**Teks Sumber**
▼▼▼
24. ajwa doemeh remeh ikoe jaji
wadjib angoetjap ashadoe an la
ilaha ilalah dene
soen ngawroehi satoehoe
tan ana pangeran kekalih
nanging Allah kang esa
kang toenggal poenikoe
dadekan alam sedaja
wa ashadoe anna Patimah tin djokril
karimi imra atal

25. noeboewati binti Moehammadin
salalahoe ngalaihi wasalam
soen nekseni satoehoene
dewi patimah ikoe
lintang djohar ingkang moeljadi
kang dadi ratoening dyah
kang atjahja mantjoer
kang poetra djeng nabi kita
Moehamad dinil salalaloe ntgalehi
Wasalam ngalaeka

26. jwa pepeka kang djatmika ngelmi
djatmikianing elmoe ikoe sarak
ia sarengat jektine
lawan tarekatipoen
pan minangke wadah sekalir
dening ilmoe hahekat
lan makripatipoen
minangka widji noegraha
widji jen tan toemanem wewadah betjik
boengkik noegrahanira

27. Moelane jaji den ngati-ati
sarengatira koedoe sentosa
asareh akeh pedahe
ajwa langar ingelmoe
jen kepretjet ambilaeni
moeroengaken kasidan
dene langgar ikoe
hakekat tinggal sarengat
ikoe akeh langar pengrasane newis
angrasa kadan moelja (Centhini:195-196)

Wejangan Seh Amongraga tersebut merupakan penyajian secara pandangan Jawa tentang interdependensi yang pokok dari susunan empat jalan mistik menuju kesempurnaan hidup, yaitu syariat dan tarekat ditamsilkan dengan wadah sakelir sedangkan hakikat bersama ma’rifat ditamsilkan sebagai wiji nugraha. Wadah dan biji keduanya tidak terpisahkan, keduanya harus seimbang, dan keseimbangan itu perlu untuk mencapai hidup sempurna.

Seh Amongraga berulangkali menekankan bahwa untuk hidup yang sempurna dan mati yang sempurna orang harus memegang prinsip hidup (uger-ugering gesang) yang terdiri atas empat jalan tersebut. Kemudian dia menjelaskan bahwa, puncak ilmu syariat itu adalah niat untuk melakukan ibadah, puncak ilmu tarekat adalah tercapainya iman yang mutlak; adapun puncak ilmu hakekat adalah i’tiqad untuk mengetahui kenyataan Tuhan, dan puncak ilmu ma’rifat adalah “makloem”, yaitu bersatu dengan Tuhan tanpa melupakan diri. Wejangan ini disampaikan oleh Seh Amongraga terhadap istrinya, sebagaimana dalam sinom pupuh 9:

9. poepoese ngelmi sareat
niat koedoe anglakoni
poepoese ngelmoe tarekat
koedoe koesoes angjakteni
poepoesing hakekati
koedoe temen sarta toehoe
nyataken kenjataan
poepoesing makripat jaji
koedoe maklum sarta soekoer tan pepeka (Centhini, III-IV:98)
▲▲▲
**Daftar Soal**
**a.** Jawablah tiga pertanyaan berikut menurut teks wejangan Seh Amongraga.
(i) Syariat dan tarekat ditamsilkan dengan apa?
(ii) Apa puncak ilmu tarekat?
(iii) Kepada siapa Seh Amongraga menyampaikan wejangan ini?
**b.** Terjemahkan kalimat dari teks wejangan Seh Amongraga ini ke dalam bahasa Inggris: "Wadah dan biji keduanya tidak terpisahkan, keduanya harus seimbang, dan keseimbangan itu perlu untuk mencapai hidup sempurna."

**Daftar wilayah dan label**
▼▼▼
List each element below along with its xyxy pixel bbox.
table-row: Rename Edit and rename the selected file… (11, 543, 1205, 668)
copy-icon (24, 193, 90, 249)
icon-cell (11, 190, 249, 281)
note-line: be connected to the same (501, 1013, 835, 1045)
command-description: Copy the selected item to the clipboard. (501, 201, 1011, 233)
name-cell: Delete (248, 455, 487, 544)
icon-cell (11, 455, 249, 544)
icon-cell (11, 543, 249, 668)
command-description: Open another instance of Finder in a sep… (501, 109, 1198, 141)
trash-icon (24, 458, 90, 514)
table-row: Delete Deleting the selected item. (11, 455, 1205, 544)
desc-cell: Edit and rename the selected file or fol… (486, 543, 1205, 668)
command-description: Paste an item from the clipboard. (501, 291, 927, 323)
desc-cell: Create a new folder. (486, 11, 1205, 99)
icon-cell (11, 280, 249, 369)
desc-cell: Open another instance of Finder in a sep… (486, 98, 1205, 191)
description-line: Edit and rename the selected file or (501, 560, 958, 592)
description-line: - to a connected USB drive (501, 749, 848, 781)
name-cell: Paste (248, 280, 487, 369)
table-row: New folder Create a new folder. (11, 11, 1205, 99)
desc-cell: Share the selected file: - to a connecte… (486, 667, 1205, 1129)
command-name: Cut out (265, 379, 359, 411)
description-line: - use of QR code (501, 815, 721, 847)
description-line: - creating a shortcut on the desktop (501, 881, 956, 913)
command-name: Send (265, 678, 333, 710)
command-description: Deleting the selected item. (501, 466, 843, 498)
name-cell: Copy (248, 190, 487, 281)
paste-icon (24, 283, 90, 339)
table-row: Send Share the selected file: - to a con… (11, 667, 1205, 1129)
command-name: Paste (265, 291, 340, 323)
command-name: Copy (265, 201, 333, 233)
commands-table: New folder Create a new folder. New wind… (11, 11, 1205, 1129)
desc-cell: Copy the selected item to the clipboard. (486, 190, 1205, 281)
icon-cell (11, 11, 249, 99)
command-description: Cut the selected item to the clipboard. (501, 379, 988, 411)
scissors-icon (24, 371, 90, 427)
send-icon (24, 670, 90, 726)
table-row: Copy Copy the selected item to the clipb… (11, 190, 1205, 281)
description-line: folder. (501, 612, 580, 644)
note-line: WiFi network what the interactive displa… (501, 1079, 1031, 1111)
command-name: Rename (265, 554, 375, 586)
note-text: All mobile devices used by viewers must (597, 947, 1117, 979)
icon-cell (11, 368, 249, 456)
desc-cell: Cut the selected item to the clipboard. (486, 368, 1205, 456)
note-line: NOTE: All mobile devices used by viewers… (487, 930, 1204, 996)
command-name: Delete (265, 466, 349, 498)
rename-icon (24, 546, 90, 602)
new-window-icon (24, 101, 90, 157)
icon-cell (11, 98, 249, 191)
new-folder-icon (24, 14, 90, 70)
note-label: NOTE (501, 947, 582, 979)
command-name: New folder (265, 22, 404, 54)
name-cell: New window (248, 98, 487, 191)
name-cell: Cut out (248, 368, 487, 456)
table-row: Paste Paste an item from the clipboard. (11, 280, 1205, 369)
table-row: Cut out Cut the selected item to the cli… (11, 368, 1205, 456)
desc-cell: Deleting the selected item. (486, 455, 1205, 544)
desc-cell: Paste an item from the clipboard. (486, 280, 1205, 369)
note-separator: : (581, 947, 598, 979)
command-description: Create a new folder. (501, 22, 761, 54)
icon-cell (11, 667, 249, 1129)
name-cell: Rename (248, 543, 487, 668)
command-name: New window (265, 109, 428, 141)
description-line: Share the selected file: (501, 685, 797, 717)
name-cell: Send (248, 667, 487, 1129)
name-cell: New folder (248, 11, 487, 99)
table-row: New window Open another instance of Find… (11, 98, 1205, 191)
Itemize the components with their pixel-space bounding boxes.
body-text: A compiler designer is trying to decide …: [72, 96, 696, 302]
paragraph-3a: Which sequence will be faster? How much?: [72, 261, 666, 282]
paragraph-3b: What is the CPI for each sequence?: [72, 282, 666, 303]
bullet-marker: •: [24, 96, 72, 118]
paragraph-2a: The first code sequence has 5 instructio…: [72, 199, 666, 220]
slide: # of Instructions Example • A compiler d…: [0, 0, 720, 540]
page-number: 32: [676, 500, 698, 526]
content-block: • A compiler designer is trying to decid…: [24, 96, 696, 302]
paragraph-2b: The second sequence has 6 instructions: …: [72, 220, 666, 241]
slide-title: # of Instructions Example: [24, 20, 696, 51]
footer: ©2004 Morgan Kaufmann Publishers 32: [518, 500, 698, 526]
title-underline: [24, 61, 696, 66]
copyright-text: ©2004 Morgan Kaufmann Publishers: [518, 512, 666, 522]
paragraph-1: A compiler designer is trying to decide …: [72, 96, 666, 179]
▲▲▲
**Jawaban per Soal**
**a.**
(i) Syariat dan tarekat ditamsilkan dengan wadah sakelir.
(ii) Puncak ilmu tarekat adalah tercapainya iman yang mutlak.
(iii) Wejangan ini disampaikan kepada istrinya.

**b.** The container and the seed are inseparable, both must be balanced, and that balance is necessary to attain a perfect life.